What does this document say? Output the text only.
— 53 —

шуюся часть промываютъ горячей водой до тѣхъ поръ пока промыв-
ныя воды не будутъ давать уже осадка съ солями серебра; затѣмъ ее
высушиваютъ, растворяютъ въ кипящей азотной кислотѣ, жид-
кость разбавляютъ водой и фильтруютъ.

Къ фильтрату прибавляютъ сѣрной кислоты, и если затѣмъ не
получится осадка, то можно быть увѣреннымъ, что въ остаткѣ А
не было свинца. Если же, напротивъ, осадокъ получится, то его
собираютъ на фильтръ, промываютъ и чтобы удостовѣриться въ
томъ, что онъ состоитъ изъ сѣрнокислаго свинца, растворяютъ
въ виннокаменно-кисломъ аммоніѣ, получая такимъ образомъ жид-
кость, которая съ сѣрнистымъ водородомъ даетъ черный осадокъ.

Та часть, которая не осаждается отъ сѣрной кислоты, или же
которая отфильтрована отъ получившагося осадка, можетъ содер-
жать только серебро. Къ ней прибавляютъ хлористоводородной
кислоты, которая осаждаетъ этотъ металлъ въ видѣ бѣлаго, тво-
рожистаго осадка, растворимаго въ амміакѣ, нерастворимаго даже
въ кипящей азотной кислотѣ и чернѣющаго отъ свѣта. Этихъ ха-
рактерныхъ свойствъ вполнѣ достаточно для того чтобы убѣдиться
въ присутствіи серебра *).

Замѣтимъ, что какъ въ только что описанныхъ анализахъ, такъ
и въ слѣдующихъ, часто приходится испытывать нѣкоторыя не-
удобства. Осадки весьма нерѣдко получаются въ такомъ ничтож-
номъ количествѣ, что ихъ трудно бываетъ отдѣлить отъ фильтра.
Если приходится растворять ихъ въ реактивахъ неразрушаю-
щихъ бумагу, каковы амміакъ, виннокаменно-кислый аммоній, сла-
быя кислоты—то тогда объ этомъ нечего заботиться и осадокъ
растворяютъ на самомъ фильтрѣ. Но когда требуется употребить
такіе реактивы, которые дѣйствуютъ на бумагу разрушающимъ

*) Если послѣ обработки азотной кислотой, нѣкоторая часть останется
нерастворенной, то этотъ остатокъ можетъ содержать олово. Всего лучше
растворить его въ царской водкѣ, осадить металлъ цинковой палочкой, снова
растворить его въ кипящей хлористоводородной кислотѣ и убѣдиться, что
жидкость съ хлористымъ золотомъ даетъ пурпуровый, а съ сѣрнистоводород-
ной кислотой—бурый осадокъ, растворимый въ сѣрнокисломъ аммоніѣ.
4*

════════

» WHAT NEEDS TO BE DONE: Print the entries exactly. Include every one.

» ANSWER BELOW:
What does this document say? Output the text only.
— 53 —

шуюся часть промываютъ горячей водой до тѣхъ поръ пока промыв-
ныя воды не будутъ давать уже осадка съ солями серебра; затѣмъ ее
высушиваютъ, растворяютъ въ кипящей азотной кислотѣ, жид-
кость разбавляютъ водой и фильтруютъ.

Къ фильтрату прибавляютъ сѣрной кислоты, и если затѣмъ не
получится осадка, то можно быть увѣреннымъ, что въ остаткѣ А
не было свинца. Если же, напротивъ, осадокъ получится, то его
собираютъ на фильтръ, промываютъ и чтобы удостовѣриться въ
томъ, что онъ состоитъ изъ сѣрнокислаго свинца, растворяютъ
въ виннокаменно-кисломъ аммоніѣ, получая такимъ образомъ жид-
кость, которая съ сѣрнистымъ водородомъ даетъ черный осадокъ.

Та часть, которая не осаждается отъ сѣрной кислоты, или же
которая отфильтрована отъ получившагося осадка, можетъ содер-
жать только серебро. Къ ней прибавляютъ хлористоводородной
кислоты, которая осаждаетъ этотъ металлъ въ видѣ бѣлаго, тво-
рожистаго осадка, растворимаго въ амміакѣ, нерастворимаго даже
въ кипящей азотной кислотѣ и чернѣющаго отъ свѣта. Этихъ ха-
рактерныхъ свойствъ вполнѣ достаточно для того чтобы убѣдиться
въ присутствіи серебра *).

Замѣтимъ, что какъ въ только что описанныхъ анализахъ, такъ
и въ слѣдующихъ, часто приходится испытывать нѣкоторыя не-
удобства. Осадки весьма нерѣдко получаются въ такомъ ничтож-
номъ количествѣ, что ихъ трудно бываетъ отдѣлить отъ фильтра.
Если приходится растворять ихъ въ реактивахъ неразрушаю-
щихъ бумагу, каковы амміакъ, виннокаменно-кислый аммоній, сла-
быя кислоты—то тогда объ этомъ нечего заботиться и осадокъ
растворяютъ на самомъ фильтрѣ. Но когда требуется употребить
такіе реактивы, которые дѣйствуютъ на бумагу разрушающимъ

*) Если послѣ обработки азотной кислотой, нѣкоторая часть останется
нерастворенной, то этотъ остатокъ можетъ содержать олово. Всего лучше
растворить его въ царской водкѣ, осадить металлъ цинковой палочкой, снова
растворить его въ кипящей хлористоводородной кислотѣ и убѣдиться, что
жидкость съ хлористымъ золотомъ даетъ пурпуровый, а съ сѣрнистоводород-
ной кислотой—бурый осадокъ, растворимый въ сѣрнокисломъ аммоніѣ.
4*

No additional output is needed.